■ WHAT IS REQUIRED:
Scan the lines below for the string "tube" and copy every one that has it.

■ LISTED ENTRIES:

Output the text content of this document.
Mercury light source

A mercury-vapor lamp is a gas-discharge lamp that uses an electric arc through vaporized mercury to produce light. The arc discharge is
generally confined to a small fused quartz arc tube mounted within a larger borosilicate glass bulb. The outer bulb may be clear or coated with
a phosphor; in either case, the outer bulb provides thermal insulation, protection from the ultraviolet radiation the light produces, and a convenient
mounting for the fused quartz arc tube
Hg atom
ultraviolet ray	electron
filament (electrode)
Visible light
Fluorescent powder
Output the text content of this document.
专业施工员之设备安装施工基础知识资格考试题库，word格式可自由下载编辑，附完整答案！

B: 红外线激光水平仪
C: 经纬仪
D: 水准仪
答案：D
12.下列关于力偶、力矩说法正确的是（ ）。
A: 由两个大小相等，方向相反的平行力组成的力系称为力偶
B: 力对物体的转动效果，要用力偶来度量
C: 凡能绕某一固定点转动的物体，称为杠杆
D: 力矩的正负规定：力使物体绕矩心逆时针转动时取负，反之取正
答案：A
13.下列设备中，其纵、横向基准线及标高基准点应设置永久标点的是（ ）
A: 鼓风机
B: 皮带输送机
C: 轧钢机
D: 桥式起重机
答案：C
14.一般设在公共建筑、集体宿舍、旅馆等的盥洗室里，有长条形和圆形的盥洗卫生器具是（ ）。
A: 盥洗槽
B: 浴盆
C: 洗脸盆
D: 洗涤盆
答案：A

■ WRITTEN SOLUTION:
generally confined to a small fused quartz arc tube mounted within a larger borosilicate glass bulb. The outer bulb may be clear or coated with
mounting for the fused quartz arc tube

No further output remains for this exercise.